| ACTION ITEM |
In the data below, find each line containing the string "clock" and return it.

- - - -

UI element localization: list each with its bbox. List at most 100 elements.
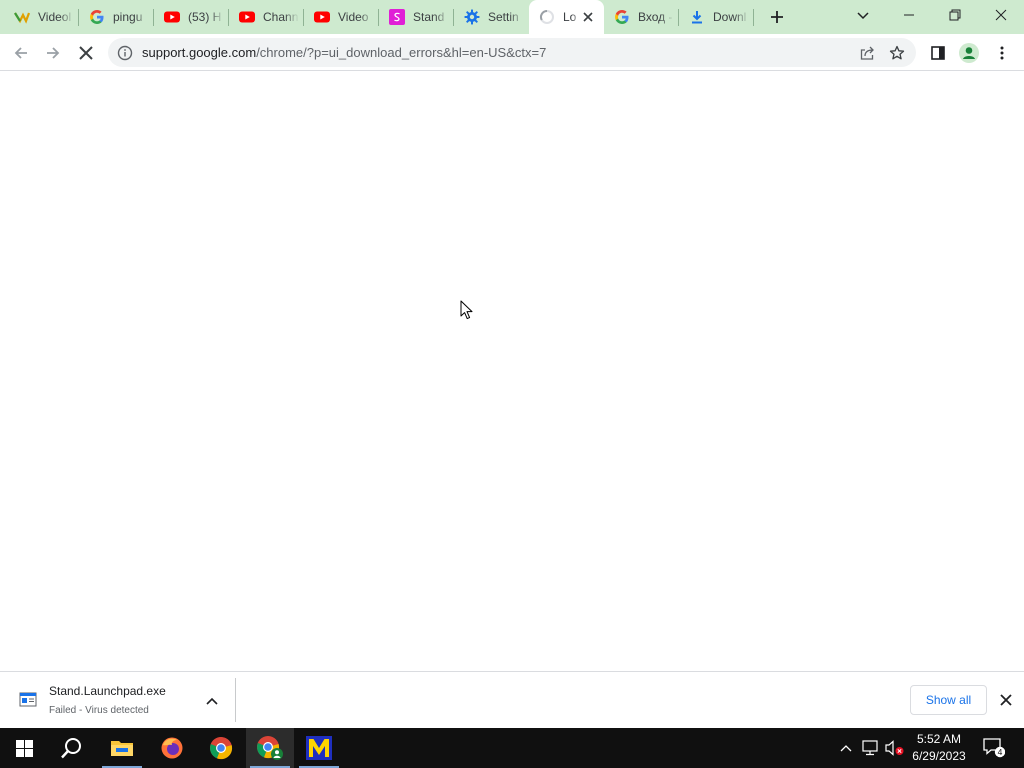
url-path: /chrome/?p=ui_download_errors&hl=en-US&c… — [256, 45, 547, 60]
taskbar-search-button[interactable] — [48, 728, 96, 768]
restore-icon — [949, 9, 961, 21]
tab-title: Stand — [413, 10, 445, 24]
tab-9[interactable]: Вход - — [604, 0, 679, 34]
close-tab-icon[interactable] — [580, 9, 596, 25]
side-panel-button[interactable] — [925, 40, 951, 66]
download-options-button[interactable] — [203, 692, 221, 710]
new-tab-button[interactable] — [766, 6, 788, 28]
chrome-menu-button[interactable] — [989, 40, 1015, 66]
tab-title: (53) H — [188, 10, 222, 24]
three-dots-vertical-icon — [1000, 46, 1004, 60]
browser-toolbar: support.google.com/chrome/?p=ui_download… — [0, 34, 1024, 71]
network-status-button[interactable] — [860, 728, 882, 768]
tab-5[interactable]: Video — [304, 0, 379, 34]
action-center-button[interactable]: 4 — [978, 728, 1010, 768]
download-item[interactable]: Stand.Launchpad.exe Failed - Virus detec… — [0, 678, 236, 722]
site-info-icon[interactable] — [116, 44, 134, 62]
download-icon — [689, 9, 705, 25]
mouse-cursor-icon — [460, 300, 473, 320]
tab-title: Settin — [488, 10, 519, 24]
chevron-up-icon — [840, 745, 852, 752]
firefox-icon — [161, 737, 183, 759]
page-content — [0, 71, 1024, 671]
url-text[interactable]: support.google.com/chrome/?p=ui_download… — [142, 45, 546, 60]
tab-8-active[interactable]: Lo — [529, 0, 604, 34]
close-icon — [995, 9, 1007, 21]
youtube-icon — [239, 9, 255, 25]
chevron-down-icon — [857, 12, 869, 20]
tab-title: Videol — [38, 10, 72, 24]
plus-icon — [771, 11, 783, 23]
back-arrow-icon — [14, 47, 27, 59]
tab-title: Downl — [713, 10, 747, 24]
chrome-profile-icon — [257, 736, 283, 760]
tab-7[interactable]: Settin — [454, 0, 529, 34]
volume-button[interactable] — [884, 728, 906, 768]
clock[interactable]: 5:52 AM 6/29/2023 — [905, 731, 973, 765]
show-hidden-icons-button[interactable] — [836, 728, 856, 768]
tab-10[interactable]: Downl — [679, 0, 754, 34]
m-app-taskbar-button[interactable] — [295, 728, 343, 768]
forward-button[interactable] — [40, 40, 66, 66]
google-icon — [89, 9, 105, 25]
tab-title: Chann — [263, 10, 299, 24]
search-icon — [61, 738, 81, 759]
executable-file-icon — [19, 692, 37, 707]
tab-6[interactable]: Stand — [379, 0, 454, 34]
download-status: Failed - Virus detected — [49, 705, 149, 716]
tab-1[interactable]: Videol — [4, 0, 79, 34]
youtube-icon — [164, 9, 180, 25]
tab-4[interactable]: Chann — [229, 0, 304, 34]
close-shelf-button[interactable] — [996, 690, 1016, 710]
youtube-icon — [314, 9, 330, 25]
chevron-up-icon — [206, 697, 218, 705]
stop-loading-button[interactable] — [73, 40, 99, 66]
chrome-taskbar-button[interactable] — [197, 728, 245, 768]
download-file-name: Stand.Launchpad.exe — [49, 684, 166, 698]
volume-muted-icon — [885, 740, 904, 756]
notification-count: 4 — [998, 747, 1003, 757]
chrome-icon — [210, 737, 233, 760]
google-icon — [614, 9, 630, 25]
back-button[interactable] — [8, 40, 34, 66]
chrome-profile-taskbar-button[interactable] — [246, 728, 294, 768]
bookmark-star-icon[interactable] — [888, 44, 906, 62]
tab-search-button[interactable] — [853, 6, 873, 26]
settings-gear-icon — [464, 9, 480, 25]
tab-title: Вход - — [638, 10, 673, 24]
network-icon — [862, 740, 878, 756]
firefox-taskbar-button[interactable] — [148, 728, 196, 768]
side-panel-icon — [931, 46, 945, 60]
clock-date: 6/29/2023 — [912, 749, 966, 763]
address-bar[interactable]: support.google.com/chrome/?p=ui_download… — [108, 38, 916, 67]
m-app-icon — [306, 736, 332, 760]
show-all-button[interactable]: Show all — [910, 685, 987, 715]
tab-strip: Videol pingu (53) H Chann Video Stand Se… — [0, 0, 1024, 34]
stop-icon — [79, 46, 93, 60]
notification-icon: 4 — [983, 738, 1005, 757]
stand-icon — [389, 9, 405, 25]
download-shelf: Stand.Launchpad.exe Failed - Virus detec… — [0, 671, 1024, 728]
tab-title: pingu — [113, 10, 143, 24]
minimize-icon — [904, 14, 914, 16]
windows-logo-icon — [15, 739, 33, 757]
file-explorer-icon — [111, 741, 133, 756]
file-explorer-taskbar-button[interactable] — [98, 728, 146, 768]
profile-avatar-icon — [959, 43, 979, 63]
profile-button[interactable] — [956, 40, 982, 66]
start-button[interactable] — [0, 728, 48, 768]
tab-3[interactable]: (53) H — [154, 0, 229, 34]
tab-title: Video — [338, 10, 369, 24]
restore-button[interactable] — [932, 0, 978, 30]
close-window-button[interactable] — [978, 0, 1024, 30]
forward-arrow-icon — [47, 47, 60, 59]
loading-spinner-icon — [539, 9, 555, 25]
close-icon — [1000, 694, 1012, 706]
windows-taskbar: 5:52 AM 6/29/2023 4 — [0, 728, 1024, 768]
share-icon[interactable] — [858, 44, 876, 62]
url-host: support.google.com — [142, 45, 257, 60]
tab-title: Lo — [563, 10, 577, 24]
minimize-button[interactable] — [886, 0, 932, 30]
tab-2[interactable]: pingu — [79, 0, 154, 34]
video-app-icon — [14, 9, 30, 25]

- - - -

| YOUR RESPONSE |
clock[interactable]: 5:52 AM 6/29/2023 — [905, 731, 973, 765]
clock-date: 6/29/2023 — [912, 749, 966, 763]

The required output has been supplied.